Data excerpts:

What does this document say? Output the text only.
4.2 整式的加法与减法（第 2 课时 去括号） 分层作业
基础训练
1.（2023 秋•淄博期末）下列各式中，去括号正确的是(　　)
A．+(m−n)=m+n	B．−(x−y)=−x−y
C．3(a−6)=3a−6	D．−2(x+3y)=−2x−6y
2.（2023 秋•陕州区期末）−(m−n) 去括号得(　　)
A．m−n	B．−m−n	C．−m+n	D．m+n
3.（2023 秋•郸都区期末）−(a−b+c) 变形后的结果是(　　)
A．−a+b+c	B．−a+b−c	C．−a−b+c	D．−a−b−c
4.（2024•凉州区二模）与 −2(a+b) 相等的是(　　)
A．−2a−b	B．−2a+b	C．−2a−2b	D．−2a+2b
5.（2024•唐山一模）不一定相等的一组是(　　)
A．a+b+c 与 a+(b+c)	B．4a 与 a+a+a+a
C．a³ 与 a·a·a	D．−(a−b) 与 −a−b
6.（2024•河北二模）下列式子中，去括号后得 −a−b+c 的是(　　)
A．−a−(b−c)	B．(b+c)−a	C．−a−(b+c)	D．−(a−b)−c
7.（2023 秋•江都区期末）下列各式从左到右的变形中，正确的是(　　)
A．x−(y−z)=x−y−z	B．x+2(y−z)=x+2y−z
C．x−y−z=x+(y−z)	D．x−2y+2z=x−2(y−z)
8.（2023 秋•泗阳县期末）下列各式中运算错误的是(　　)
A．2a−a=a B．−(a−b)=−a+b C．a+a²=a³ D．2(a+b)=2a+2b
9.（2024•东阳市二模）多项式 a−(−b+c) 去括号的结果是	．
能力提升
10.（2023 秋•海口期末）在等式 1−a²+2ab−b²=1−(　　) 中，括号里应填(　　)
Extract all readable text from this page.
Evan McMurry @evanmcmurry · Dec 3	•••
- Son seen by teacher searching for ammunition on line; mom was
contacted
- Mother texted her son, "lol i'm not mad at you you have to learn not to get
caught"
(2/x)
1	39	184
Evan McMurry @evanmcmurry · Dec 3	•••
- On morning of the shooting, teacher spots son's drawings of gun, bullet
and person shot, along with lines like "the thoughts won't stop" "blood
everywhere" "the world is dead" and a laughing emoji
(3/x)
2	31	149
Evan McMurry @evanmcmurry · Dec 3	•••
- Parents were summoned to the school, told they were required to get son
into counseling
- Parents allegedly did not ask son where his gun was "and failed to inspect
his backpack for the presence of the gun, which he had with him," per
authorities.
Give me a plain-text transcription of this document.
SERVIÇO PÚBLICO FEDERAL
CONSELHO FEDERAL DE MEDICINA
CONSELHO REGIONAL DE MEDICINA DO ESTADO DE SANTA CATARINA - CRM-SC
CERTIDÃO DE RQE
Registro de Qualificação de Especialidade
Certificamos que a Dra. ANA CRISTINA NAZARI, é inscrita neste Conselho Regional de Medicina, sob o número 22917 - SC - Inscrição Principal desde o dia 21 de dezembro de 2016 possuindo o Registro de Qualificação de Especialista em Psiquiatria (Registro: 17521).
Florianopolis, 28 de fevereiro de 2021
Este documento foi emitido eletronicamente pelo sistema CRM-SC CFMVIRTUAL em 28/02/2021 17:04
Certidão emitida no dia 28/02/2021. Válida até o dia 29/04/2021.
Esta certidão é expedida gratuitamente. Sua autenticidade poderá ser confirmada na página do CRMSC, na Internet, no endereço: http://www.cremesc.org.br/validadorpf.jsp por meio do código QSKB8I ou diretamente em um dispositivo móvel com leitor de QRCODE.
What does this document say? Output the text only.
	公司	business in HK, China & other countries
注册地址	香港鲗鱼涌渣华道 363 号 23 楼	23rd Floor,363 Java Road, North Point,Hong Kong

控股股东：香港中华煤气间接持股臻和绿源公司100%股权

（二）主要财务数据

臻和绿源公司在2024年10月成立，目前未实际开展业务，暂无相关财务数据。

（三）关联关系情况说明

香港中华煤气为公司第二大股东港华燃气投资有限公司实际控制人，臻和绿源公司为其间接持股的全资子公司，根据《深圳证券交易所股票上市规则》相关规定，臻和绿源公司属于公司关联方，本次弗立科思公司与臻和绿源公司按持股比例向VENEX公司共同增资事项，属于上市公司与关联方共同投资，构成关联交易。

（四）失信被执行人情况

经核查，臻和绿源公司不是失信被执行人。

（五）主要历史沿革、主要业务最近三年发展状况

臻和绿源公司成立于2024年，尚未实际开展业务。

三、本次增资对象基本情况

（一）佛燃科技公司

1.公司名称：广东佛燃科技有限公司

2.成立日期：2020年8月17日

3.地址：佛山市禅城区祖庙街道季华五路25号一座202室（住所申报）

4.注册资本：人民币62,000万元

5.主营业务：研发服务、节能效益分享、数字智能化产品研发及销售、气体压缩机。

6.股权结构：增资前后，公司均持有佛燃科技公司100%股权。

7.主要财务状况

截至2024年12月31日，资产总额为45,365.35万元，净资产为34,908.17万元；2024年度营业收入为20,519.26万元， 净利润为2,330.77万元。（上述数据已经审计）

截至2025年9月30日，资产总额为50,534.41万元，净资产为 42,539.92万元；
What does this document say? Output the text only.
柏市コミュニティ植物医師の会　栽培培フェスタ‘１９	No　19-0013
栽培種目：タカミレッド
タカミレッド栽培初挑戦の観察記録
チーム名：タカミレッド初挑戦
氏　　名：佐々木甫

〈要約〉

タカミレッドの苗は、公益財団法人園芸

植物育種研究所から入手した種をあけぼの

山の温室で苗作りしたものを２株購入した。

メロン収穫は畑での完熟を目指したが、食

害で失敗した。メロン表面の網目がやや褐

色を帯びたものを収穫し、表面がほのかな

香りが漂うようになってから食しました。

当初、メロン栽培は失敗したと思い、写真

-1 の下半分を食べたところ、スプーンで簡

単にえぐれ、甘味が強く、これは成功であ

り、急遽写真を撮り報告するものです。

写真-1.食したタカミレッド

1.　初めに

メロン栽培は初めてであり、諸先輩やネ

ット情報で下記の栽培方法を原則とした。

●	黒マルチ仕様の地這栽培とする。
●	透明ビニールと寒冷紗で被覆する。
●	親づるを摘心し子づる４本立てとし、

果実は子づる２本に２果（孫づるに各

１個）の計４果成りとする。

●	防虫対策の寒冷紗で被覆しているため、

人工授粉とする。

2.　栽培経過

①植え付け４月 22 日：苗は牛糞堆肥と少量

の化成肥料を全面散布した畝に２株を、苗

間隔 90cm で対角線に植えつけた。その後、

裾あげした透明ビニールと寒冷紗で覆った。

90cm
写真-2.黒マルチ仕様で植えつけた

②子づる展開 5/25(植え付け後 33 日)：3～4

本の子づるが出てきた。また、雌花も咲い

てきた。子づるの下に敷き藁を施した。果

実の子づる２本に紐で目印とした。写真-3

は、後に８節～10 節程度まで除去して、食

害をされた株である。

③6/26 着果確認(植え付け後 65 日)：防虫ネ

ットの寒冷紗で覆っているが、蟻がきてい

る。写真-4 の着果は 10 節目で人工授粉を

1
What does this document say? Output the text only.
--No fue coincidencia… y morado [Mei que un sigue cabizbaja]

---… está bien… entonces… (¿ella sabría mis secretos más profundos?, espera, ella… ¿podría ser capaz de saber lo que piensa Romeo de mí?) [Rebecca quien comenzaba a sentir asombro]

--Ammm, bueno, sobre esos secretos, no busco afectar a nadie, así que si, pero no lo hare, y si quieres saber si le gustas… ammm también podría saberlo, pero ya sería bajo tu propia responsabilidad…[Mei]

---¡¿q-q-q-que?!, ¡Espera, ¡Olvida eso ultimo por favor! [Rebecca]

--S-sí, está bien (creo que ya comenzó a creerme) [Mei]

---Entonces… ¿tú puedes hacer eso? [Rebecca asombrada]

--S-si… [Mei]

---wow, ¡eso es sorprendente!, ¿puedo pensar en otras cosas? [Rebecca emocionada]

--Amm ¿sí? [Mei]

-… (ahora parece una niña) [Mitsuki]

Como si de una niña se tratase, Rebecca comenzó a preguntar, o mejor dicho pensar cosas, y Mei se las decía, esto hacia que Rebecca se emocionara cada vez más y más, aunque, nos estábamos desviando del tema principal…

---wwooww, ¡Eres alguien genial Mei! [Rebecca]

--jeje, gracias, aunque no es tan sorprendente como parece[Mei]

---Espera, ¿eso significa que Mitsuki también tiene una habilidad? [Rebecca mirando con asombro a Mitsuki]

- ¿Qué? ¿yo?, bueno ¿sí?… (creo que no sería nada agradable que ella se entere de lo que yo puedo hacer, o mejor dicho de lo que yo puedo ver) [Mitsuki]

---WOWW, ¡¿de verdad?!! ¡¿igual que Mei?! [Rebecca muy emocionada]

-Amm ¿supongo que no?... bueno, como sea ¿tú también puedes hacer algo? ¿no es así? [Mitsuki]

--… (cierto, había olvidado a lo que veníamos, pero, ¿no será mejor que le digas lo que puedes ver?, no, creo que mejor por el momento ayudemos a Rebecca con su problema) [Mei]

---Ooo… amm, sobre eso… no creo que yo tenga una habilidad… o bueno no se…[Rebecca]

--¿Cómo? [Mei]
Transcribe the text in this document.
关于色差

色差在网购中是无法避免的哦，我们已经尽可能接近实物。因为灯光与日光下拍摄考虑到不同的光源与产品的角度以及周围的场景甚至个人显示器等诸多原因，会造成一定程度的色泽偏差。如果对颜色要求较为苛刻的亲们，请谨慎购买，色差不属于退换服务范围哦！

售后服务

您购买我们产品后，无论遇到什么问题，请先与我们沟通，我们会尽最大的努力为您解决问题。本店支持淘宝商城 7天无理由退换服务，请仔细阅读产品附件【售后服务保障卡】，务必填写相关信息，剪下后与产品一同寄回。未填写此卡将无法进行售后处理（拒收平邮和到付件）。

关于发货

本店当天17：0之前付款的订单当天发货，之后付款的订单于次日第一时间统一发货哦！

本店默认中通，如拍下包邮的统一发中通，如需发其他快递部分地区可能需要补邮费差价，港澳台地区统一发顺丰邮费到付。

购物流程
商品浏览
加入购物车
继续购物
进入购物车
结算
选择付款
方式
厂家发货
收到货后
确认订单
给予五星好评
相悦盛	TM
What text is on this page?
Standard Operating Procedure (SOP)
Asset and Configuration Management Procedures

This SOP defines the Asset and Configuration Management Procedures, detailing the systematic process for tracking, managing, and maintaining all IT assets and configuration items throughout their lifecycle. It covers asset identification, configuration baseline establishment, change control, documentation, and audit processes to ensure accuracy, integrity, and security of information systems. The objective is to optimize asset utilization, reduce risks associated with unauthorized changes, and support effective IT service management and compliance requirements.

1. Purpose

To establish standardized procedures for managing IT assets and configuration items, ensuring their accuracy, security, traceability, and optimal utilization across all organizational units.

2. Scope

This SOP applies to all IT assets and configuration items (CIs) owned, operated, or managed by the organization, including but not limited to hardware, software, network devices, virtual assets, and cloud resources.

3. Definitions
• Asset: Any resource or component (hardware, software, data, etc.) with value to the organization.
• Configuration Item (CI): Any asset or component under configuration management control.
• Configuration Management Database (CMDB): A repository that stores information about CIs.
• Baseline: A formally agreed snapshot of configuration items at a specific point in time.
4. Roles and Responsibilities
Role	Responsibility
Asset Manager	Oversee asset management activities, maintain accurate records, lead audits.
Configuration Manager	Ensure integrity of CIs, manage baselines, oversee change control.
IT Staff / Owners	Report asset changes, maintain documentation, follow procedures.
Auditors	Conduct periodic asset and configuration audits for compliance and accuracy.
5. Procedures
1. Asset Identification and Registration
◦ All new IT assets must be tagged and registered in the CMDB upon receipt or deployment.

WHAT TO PRODUCE:
Show, from the listing above, each line that contains the word "Manager".

SOLUTION FOR THIS EXERCISE:
Asset Manager	Oversee asset management activities, maintain accurate records, lead audits.
Configuration Manager	Ensure integrity of CIs, manage baselines, oversee change control.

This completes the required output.